[BEGIN]

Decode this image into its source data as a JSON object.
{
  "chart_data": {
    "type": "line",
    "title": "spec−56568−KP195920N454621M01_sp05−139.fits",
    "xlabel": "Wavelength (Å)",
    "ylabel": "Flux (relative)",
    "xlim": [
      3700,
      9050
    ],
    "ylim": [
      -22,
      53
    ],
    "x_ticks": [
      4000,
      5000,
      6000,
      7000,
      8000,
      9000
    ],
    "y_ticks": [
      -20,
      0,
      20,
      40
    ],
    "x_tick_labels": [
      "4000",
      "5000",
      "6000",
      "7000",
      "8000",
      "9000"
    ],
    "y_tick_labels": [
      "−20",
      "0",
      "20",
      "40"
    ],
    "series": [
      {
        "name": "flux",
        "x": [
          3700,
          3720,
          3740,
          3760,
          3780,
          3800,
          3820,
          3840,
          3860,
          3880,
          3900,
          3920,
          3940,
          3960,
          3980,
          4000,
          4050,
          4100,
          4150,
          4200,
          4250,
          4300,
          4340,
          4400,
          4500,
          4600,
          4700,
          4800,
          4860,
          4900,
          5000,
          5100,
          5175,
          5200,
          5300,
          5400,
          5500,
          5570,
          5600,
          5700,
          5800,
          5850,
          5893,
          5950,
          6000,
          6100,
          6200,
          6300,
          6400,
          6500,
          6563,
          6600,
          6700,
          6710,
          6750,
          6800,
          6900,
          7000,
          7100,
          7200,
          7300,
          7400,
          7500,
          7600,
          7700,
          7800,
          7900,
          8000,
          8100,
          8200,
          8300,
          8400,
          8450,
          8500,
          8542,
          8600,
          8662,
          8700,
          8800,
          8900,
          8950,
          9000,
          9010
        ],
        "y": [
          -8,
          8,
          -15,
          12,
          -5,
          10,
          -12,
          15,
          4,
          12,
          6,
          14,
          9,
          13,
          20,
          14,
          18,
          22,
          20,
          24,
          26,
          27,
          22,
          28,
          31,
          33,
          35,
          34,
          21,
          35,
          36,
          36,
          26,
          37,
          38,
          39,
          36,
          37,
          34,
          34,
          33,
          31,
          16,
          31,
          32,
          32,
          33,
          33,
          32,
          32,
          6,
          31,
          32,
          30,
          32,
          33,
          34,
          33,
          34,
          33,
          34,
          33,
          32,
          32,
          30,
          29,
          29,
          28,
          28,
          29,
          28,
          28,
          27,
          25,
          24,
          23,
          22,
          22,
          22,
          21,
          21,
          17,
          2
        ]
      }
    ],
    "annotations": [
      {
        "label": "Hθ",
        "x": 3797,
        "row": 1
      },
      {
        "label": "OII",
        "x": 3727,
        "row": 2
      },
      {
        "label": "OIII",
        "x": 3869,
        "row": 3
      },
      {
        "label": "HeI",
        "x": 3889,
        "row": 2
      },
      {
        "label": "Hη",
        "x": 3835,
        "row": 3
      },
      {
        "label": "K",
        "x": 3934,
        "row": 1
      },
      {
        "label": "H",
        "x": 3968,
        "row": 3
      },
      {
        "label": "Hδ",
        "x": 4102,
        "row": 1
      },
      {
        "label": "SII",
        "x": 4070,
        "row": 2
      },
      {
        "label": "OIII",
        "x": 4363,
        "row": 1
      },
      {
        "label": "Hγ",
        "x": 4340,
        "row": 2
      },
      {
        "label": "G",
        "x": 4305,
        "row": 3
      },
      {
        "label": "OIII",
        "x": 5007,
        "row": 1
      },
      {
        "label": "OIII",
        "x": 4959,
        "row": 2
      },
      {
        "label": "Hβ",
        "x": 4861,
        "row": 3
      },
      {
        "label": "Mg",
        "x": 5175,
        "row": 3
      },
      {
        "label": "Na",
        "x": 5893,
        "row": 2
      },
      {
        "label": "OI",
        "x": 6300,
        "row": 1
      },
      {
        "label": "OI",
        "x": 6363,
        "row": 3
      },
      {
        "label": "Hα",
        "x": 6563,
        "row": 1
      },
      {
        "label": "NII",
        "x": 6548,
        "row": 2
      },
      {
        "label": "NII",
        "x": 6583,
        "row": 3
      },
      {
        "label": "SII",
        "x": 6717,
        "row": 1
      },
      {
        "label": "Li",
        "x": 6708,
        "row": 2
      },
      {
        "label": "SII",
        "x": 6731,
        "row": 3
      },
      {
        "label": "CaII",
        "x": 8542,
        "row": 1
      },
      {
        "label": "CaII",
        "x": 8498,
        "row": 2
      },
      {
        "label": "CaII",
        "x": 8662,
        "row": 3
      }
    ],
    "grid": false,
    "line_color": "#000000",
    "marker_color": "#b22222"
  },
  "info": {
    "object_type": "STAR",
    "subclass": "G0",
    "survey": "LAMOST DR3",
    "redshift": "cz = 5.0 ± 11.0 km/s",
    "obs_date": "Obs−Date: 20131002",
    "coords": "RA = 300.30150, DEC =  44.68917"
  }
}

[END]
[BEGIN]

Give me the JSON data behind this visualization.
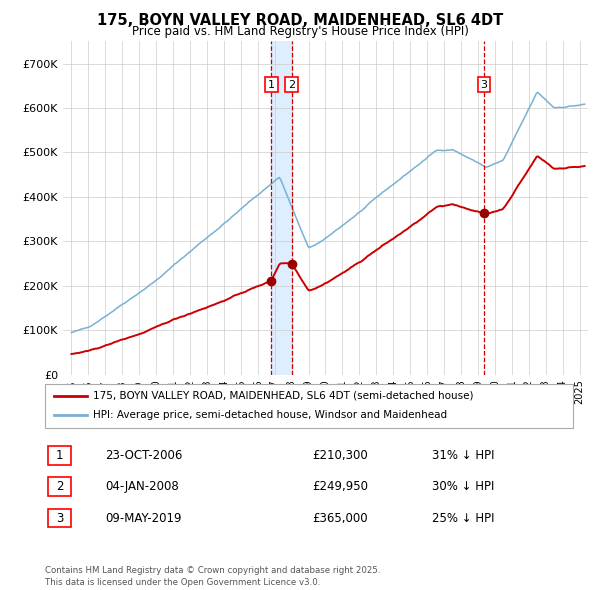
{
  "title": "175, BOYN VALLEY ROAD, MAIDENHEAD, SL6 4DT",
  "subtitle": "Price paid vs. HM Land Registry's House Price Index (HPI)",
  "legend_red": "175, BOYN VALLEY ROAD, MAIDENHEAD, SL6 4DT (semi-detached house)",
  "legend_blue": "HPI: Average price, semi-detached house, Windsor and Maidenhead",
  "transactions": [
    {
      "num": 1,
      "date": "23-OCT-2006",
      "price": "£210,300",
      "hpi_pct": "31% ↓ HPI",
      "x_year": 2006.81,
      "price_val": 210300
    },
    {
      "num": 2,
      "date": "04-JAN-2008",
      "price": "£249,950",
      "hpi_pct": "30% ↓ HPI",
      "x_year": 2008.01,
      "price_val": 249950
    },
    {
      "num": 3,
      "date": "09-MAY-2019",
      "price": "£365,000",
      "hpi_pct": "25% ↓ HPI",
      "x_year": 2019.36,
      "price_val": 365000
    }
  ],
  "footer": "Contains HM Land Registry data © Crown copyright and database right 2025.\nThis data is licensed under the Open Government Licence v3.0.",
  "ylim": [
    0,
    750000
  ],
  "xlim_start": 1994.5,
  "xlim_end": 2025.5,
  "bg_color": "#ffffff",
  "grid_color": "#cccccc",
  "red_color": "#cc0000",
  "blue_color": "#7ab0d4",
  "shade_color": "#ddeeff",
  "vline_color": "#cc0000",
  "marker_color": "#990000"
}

[END]

From the data above, gather every line that includes the word "Registry".

  "subtitle": "Price paid vs. HM Land Registry's House Price Index (HPI)",
  "footer": "Contains HM Land Registry data © Crown copyright and database right 2025.\nThis data is licensed under the Open Government Licence v3.0.",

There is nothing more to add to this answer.